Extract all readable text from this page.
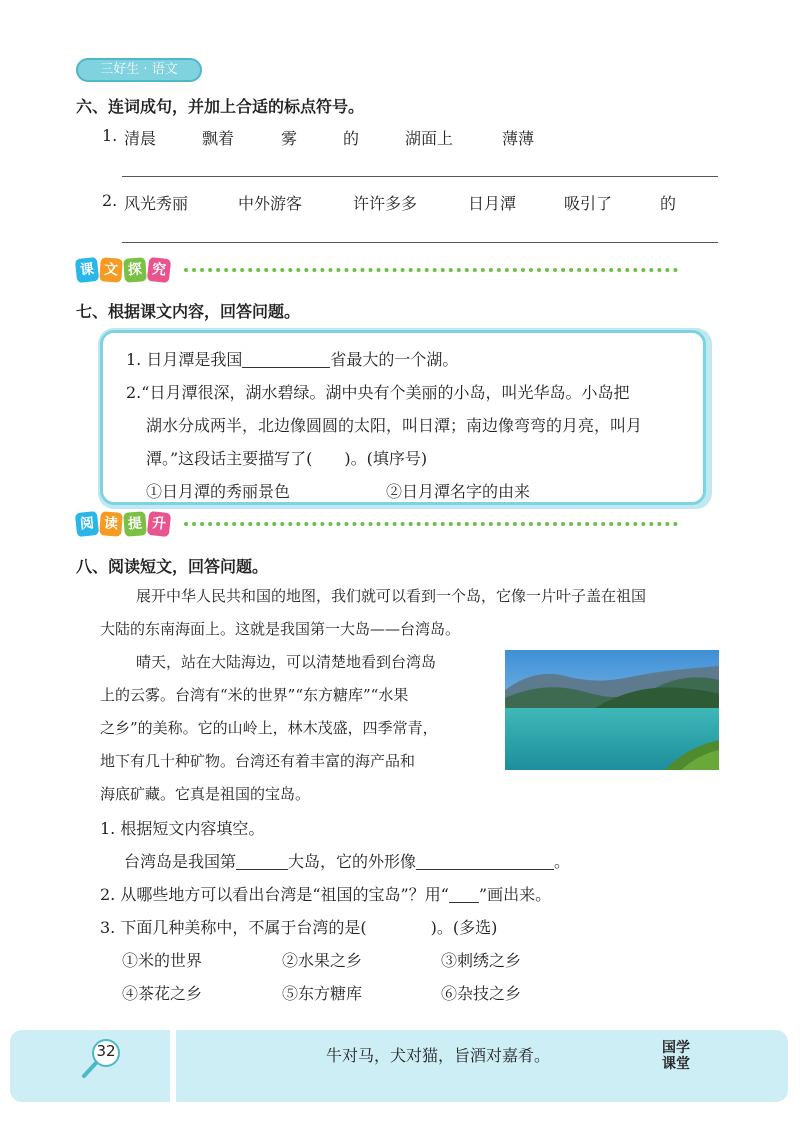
三好生 · 语文
六、连词成句，并加上合适的标点符号。
1. 清晨	飘着	雾	的	湖面上	薄薄
2. 风光秀丽	中外游客	许许多多	日月潭	吸引了	的
课 文 探 究
七、根据课文内容，回答问题。
1. 日月潭是我国	省最大的一个湖。
2.“日月潭很深，湖水碧绿。湖中央有个美丽的小岛，叫光华岛。小岛把
湖水分成两半，北边像圆圆的太阳，叫日潭；南边像弯弯的月亮，叫月
潭。”这段话主要描写了(　　)。(填序号)
①日月潭的秀丽景色	②日月潭名字的由来
阅 读 提 升
八、阅读短文，回答问题。
展开中华人民共和国的地图，我们就可以看到一个岛，它像一片叶子盖在祖国
大陆的东南海面上。这就是我国第一大岛——台湾岛。
晴天，站在大陆海边，可以清楚地看到台湾岛
上的云雾。台湾有“米的世界”“东方糖库”“水果
之乡”的美称。它的山岭上，林木茂盛，四季常青，
地下有几十种矿物。台湾还有着丰富的海产品和
海底矿藏。它真是祖国的宝岛。
1. 根据短文内容填空。
台湾岛是我国第	大岛，它的外形像	。
2. 从哪些地方可以看出台湾是“祖国的宝岛”？用“ ”画出来。
3. 下面几种美称中，不属于台湾的是(　　　　)。(多选)
①米的世界	②水果之乡	③刺绣之乡
④茶花之乡	⑤东方糖库	⑥杂技之乡
32	牛对马，犬对猫，旨酒对嘉肴。	国学
课堂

════════════════════

■ Exercise requirements ■
With the pictures omitted, reproduce the records in full and exactly.

■ Final result ■
Extract all readable text from this page.
三好生 · 语文
六、连词成句，并加上合适的标点符号。
1. 清晨	飘着	雾	的	湖面上	薄薄
2. 风光秀丽	中外游客	许许多多	日月潭	吸引了	的
课 文 探 究
七、根据课文内容，回答问题。
1. 日月潭是我国	省最大的一个湖。
2.“日月潭很深，湖水碧绿。湖中央有个美丽的小岛，叫光华岛。小岛把
湖水分成两半，北边像圆圆的太阳，叫日潭；南边像弯弯的月亮，叫月
潭。”这段话主要描写了(　　)。(填序号)
①日月潭的秀丽景色	②日月潭名字的由来
阅 读 提 升
八、阅读短文，回答问题。
展开中华人民共和国的地图，我们就可以看到一个岛，它像一片叶子盖在祖国
大陆的东南海面上。这就是我国第一大岛——台湾岛。
晴天，站在大陆海边，可以清楚地看到台湾岛
上的云雾。台湾有“米的世界”“东方糖库”“水果
之乡”的美称。它的山岭上，林木茂盛，四季常青，
地下有几十种矿物。台湾还有着丰富的海产品和
海底矿藏。它真是祖国的宝岛。
1. 根据短文内容填空。
台湾岛是我国第	大岛，它的外形像	。
2. 从哪些地方可以看出台湾是“祖国的宝岛”？用“ ”画出来。
3. 下面几种美称中，不属于台湾的是(　　　　)。(多选)
①米的世界	②水果之乡	③刺绣之乡
④茶花之乡	⑤东方糖库	⑥杂技之乡
32	牛对马，犬对猫，旨酒对嘉肴。	国学
课堂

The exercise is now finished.